§ Task brief
Locate every line below that contains the word "붙여넣기" and copy it.

§ Supplied records
# # #

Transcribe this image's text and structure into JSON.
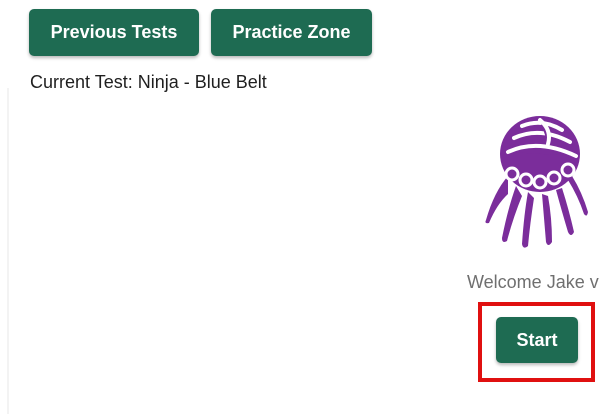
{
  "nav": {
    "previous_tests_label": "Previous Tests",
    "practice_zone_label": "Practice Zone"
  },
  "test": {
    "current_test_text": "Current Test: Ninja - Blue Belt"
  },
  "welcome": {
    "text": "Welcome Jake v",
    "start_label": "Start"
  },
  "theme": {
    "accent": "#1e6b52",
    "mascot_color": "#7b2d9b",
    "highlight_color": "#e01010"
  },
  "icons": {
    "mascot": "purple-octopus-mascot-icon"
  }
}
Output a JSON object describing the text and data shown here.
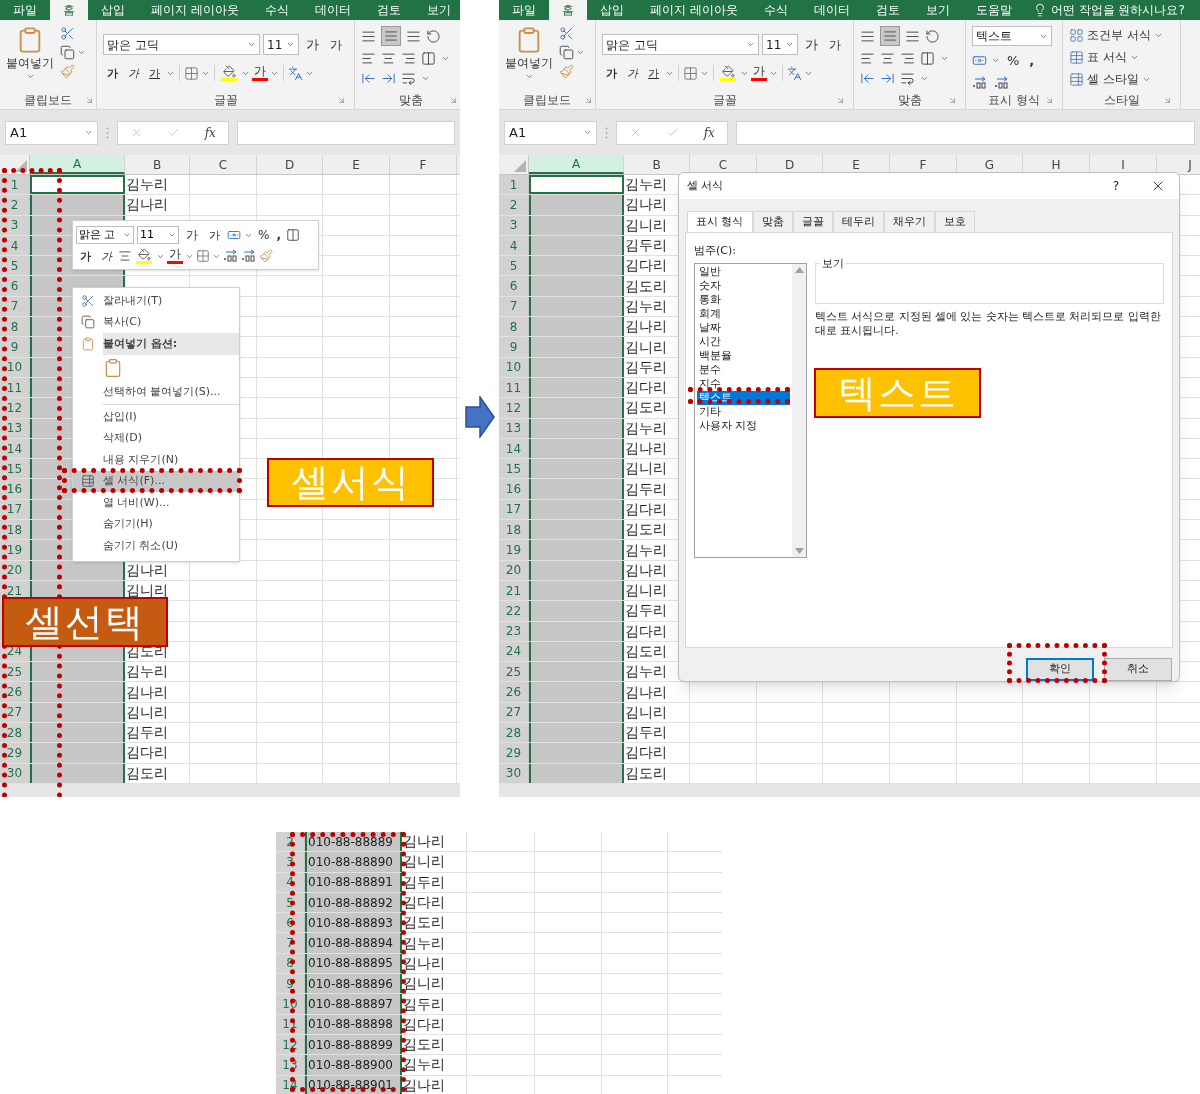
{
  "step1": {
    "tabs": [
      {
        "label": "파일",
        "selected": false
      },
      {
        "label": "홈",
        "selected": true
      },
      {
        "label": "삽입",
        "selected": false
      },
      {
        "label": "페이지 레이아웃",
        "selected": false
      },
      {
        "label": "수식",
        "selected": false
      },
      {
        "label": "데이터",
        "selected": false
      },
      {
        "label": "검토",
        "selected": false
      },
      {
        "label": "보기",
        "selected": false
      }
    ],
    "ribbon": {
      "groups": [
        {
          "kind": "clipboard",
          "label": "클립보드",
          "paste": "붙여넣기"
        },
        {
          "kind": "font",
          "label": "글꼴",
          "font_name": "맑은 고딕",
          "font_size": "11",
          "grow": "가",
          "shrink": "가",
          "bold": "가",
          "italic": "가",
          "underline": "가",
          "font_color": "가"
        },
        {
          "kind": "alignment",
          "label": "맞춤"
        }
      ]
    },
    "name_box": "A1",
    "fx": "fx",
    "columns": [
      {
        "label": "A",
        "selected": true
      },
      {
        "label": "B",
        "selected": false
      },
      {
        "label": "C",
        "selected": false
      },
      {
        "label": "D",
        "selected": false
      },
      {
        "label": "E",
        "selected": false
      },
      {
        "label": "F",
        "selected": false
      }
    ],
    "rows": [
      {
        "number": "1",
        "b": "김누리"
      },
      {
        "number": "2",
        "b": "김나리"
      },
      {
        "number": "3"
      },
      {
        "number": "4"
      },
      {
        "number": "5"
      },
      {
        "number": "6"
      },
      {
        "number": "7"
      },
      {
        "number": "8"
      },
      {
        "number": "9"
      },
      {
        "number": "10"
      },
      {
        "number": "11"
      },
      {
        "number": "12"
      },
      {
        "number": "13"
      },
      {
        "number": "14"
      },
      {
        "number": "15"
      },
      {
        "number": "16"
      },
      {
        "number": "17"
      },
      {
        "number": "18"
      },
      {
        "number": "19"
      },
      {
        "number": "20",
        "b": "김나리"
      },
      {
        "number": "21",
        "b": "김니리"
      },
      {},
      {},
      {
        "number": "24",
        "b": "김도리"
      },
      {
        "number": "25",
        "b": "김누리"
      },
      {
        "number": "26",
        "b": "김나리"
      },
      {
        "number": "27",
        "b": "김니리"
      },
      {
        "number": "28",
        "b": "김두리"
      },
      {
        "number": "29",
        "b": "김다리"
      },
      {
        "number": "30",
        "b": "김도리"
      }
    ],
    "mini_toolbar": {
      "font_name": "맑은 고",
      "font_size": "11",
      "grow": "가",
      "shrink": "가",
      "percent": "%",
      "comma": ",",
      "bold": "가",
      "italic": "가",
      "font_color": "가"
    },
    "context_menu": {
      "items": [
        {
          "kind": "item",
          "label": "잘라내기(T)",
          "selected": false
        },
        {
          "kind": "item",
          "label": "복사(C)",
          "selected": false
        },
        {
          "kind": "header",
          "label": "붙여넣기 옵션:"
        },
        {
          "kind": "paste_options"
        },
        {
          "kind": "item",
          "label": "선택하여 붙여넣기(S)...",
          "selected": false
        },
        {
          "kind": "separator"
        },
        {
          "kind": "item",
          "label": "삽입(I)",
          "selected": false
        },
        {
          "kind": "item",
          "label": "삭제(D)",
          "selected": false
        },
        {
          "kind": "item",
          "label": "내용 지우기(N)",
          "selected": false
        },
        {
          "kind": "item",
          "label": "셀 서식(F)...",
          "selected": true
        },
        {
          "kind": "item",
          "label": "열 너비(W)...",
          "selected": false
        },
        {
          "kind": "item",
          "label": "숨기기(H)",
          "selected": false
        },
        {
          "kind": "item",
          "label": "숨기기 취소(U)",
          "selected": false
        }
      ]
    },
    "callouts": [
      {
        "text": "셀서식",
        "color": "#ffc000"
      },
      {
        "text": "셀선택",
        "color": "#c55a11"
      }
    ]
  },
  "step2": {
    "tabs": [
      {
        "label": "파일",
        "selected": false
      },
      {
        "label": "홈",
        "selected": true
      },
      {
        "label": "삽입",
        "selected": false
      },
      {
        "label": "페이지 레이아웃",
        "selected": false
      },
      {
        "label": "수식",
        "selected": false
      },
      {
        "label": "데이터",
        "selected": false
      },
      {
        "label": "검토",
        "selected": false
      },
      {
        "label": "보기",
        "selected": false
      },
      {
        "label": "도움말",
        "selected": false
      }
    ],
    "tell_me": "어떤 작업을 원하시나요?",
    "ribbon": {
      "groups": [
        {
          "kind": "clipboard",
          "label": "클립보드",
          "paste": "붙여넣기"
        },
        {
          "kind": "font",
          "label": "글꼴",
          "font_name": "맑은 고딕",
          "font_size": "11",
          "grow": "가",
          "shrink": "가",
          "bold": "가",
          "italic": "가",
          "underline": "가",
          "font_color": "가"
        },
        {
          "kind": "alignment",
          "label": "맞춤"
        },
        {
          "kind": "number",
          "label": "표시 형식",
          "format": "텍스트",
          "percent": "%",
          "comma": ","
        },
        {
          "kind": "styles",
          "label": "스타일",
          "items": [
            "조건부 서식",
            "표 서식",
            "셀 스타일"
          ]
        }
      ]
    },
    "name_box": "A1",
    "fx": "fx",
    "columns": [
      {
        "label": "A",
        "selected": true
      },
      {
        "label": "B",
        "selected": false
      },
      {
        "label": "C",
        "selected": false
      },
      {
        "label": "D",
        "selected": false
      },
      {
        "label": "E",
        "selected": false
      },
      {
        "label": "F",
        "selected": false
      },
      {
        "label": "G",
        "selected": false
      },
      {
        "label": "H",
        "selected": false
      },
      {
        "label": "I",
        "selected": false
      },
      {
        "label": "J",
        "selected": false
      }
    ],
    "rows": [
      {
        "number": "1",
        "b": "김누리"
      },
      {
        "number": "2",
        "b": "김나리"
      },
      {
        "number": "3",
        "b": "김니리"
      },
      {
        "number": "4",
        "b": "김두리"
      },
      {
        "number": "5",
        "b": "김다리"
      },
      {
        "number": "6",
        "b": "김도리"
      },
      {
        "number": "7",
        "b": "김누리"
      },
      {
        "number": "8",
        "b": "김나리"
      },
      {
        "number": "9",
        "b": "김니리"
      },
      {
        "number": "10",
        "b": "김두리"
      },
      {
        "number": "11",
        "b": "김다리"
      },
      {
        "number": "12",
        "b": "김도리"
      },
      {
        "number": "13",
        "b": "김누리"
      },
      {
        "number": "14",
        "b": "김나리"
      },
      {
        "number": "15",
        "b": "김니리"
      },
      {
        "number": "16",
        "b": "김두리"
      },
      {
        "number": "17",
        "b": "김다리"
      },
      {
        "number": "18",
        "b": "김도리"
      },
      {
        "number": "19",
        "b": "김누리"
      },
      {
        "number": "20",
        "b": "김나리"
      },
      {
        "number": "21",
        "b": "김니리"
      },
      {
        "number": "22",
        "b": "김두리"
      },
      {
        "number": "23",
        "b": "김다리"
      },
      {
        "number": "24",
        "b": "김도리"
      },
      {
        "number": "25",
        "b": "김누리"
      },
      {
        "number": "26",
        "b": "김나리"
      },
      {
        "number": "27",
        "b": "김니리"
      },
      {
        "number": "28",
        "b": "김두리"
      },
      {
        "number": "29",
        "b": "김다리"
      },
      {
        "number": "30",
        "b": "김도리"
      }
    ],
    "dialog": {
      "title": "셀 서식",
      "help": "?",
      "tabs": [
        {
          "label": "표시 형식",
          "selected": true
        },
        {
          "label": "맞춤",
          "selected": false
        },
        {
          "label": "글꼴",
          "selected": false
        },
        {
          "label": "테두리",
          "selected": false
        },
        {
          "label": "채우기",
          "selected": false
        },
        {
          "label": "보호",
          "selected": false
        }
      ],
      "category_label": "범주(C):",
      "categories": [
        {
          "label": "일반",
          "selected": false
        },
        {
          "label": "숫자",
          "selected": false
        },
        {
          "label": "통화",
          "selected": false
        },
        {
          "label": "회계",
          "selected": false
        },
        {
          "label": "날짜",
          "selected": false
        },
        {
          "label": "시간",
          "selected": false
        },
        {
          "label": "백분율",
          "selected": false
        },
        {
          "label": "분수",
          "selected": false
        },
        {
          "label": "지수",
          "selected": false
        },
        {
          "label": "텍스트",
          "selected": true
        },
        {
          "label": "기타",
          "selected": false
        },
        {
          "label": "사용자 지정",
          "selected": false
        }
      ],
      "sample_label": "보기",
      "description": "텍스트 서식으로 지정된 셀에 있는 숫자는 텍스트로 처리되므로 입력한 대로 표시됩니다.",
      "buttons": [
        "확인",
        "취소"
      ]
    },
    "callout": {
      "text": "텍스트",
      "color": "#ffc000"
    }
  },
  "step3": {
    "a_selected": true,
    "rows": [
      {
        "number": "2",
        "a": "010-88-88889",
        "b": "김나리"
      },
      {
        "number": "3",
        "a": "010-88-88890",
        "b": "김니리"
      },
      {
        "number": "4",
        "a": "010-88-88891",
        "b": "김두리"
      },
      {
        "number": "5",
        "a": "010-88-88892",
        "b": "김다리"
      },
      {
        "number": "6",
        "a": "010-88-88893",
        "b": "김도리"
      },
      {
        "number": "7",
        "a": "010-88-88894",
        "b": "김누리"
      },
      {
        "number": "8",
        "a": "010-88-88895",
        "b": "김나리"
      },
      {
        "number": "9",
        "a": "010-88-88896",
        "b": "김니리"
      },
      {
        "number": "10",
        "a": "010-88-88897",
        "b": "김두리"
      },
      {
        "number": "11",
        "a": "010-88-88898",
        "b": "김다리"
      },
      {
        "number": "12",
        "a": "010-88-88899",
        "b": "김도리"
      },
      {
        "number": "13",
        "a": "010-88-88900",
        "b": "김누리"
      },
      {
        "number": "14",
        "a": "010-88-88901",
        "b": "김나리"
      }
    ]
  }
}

# # #

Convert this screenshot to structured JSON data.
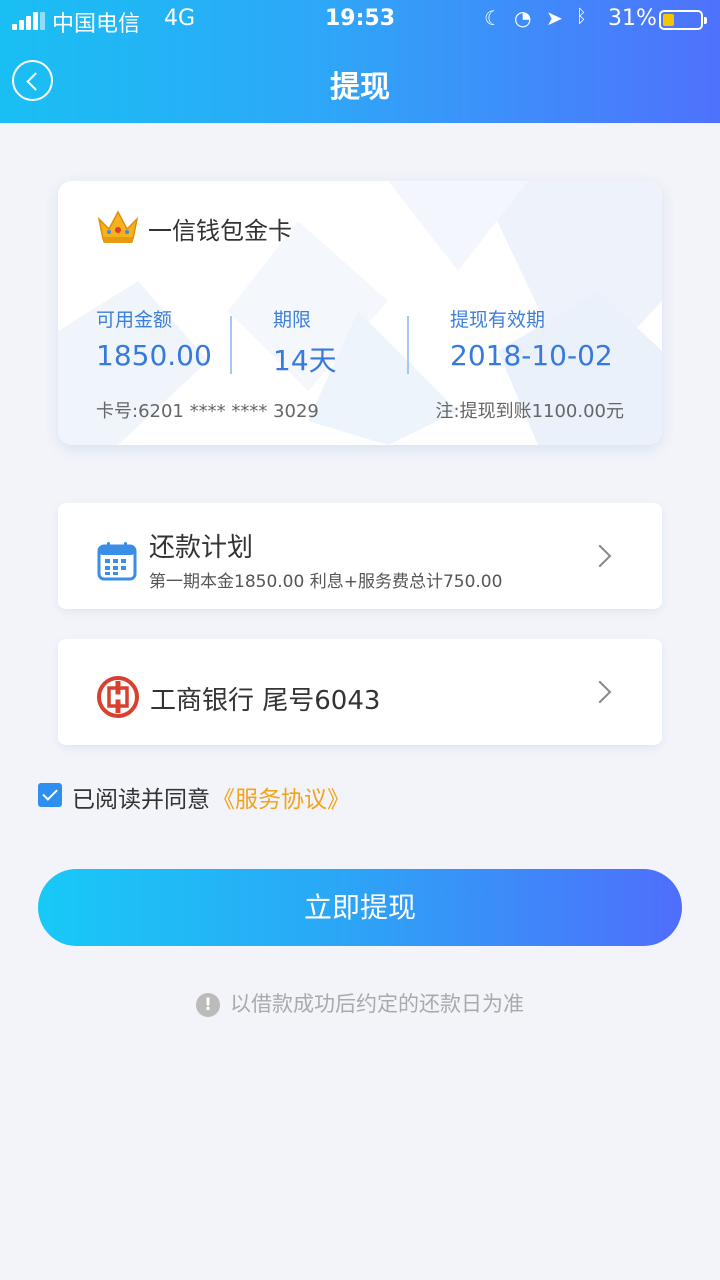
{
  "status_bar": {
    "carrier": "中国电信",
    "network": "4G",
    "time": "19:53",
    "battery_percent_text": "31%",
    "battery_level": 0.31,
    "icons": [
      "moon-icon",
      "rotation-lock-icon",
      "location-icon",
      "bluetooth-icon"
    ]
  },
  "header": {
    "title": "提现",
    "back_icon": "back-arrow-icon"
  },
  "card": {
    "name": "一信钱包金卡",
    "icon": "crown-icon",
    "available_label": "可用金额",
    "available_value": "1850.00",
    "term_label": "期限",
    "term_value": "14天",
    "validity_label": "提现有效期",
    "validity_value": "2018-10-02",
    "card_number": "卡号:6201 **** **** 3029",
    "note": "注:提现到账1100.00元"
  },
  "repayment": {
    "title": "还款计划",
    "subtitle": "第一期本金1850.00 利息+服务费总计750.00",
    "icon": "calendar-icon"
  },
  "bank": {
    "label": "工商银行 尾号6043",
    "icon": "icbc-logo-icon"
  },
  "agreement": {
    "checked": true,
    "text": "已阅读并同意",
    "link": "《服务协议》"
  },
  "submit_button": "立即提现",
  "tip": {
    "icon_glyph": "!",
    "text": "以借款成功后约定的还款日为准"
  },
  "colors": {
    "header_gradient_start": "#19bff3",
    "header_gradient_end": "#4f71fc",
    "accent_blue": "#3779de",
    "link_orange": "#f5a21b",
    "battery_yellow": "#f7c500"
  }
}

# # #

§ Written response
          "paste": "붙여넣기"
          "label": "붙여넣기 옵션:"
          "label": "선택하여 붙여넣기(S)...",
          "paste": "붙여넣기"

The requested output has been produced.